[Extracted data entries]
- - - - -

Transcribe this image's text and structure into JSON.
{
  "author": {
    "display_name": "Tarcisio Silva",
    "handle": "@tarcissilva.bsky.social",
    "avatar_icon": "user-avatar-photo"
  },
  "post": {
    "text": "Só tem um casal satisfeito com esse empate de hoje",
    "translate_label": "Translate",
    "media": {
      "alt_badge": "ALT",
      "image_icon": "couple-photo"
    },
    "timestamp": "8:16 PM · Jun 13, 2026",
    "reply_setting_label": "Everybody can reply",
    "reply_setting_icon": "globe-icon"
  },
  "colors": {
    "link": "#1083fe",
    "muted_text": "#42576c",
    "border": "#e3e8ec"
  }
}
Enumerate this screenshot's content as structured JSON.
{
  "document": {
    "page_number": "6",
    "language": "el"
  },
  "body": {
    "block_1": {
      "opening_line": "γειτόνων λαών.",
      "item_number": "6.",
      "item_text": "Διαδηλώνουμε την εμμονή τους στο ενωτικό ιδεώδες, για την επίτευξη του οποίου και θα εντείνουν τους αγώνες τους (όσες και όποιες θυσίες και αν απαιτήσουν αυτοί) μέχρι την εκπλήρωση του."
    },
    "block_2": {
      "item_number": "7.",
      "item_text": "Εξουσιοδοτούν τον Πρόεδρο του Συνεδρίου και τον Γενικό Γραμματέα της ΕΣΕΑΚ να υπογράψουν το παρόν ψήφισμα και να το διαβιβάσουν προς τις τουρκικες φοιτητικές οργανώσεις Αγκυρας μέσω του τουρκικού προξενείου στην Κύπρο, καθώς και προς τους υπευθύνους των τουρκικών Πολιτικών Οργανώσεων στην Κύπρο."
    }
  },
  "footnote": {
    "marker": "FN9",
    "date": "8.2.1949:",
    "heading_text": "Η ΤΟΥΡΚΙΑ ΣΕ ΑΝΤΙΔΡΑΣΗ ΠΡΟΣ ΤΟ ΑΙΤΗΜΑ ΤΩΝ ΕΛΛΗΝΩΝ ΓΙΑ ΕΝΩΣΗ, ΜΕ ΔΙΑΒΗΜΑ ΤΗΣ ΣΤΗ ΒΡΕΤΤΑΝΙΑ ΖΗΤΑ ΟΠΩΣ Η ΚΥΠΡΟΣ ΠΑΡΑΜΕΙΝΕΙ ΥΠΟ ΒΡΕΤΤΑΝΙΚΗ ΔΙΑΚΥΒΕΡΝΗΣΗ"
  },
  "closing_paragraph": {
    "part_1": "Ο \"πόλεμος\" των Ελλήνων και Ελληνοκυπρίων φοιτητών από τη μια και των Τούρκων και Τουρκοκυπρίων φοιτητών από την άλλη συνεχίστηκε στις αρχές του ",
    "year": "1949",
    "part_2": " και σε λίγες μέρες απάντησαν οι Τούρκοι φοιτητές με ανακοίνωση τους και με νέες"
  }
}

- - - - -

» What this task involves
Copy all the lines above that hold the string "photo".

» Output
    "avatar_icon": "user-avatar-photo"
      "image_icon": "couple-photo"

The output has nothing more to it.